Return all lines where the word "icon" can be found.
--- START ---
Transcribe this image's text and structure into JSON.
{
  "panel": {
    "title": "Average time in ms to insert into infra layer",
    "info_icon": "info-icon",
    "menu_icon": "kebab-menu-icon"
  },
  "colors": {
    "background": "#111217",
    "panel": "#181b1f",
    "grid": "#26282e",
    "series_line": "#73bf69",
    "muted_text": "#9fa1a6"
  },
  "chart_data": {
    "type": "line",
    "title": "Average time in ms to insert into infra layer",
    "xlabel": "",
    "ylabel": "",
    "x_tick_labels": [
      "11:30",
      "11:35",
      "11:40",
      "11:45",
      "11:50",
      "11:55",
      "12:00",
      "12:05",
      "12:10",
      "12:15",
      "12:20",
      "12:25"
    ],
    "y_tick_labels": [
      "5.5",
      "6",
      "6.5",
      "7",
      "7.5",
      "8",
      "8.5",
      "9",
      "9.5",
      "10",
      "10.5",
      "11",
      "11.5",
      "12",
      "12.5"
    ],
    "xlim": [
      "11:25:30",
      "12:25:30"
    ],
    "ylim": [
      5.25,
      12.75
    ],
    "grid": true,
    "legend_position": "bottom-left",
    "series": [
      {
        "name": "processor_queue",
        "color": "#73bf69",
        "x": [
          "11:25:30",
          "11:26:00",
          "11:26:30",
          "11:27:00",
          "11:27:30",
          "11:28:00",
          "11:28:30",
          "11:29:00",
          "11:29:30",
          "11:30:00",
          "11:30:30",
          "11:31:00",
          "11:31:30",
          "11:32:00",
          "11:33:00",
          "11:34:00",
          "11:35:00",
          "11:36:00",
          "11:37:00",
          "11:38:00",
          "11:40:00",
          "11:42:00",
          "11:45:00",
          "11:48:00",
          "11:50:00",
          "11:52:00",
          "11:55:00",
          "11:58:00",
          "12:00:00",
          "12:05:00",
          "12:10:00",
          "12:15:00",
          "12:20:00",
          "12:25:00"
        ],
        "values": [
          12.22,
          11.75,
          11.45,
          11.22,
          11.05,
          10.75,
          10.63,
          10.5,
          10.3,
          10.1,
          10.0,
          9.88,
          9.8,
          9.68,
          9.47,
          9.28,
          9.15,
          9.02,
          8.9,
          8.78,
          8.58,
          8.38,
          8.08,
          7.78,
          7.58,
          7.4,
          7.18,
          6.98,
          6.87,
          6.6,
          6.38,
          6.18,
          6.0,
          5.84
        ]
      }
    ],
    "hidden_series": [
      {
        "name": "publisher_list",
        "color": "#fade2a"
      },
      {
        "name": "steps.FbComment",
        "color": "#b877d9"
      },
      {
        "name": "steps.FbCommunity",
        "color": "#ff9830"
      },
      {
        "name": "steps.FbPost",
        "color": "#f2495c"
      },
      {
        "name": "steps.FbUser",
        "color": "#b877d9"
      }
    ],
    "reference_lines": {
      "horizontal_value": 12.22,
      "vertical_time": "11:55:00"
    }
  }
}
--- END ---
**Completed exercise:**
    "info_icon": "info-icon",
    "menu_icon": "kebab-menu-icon"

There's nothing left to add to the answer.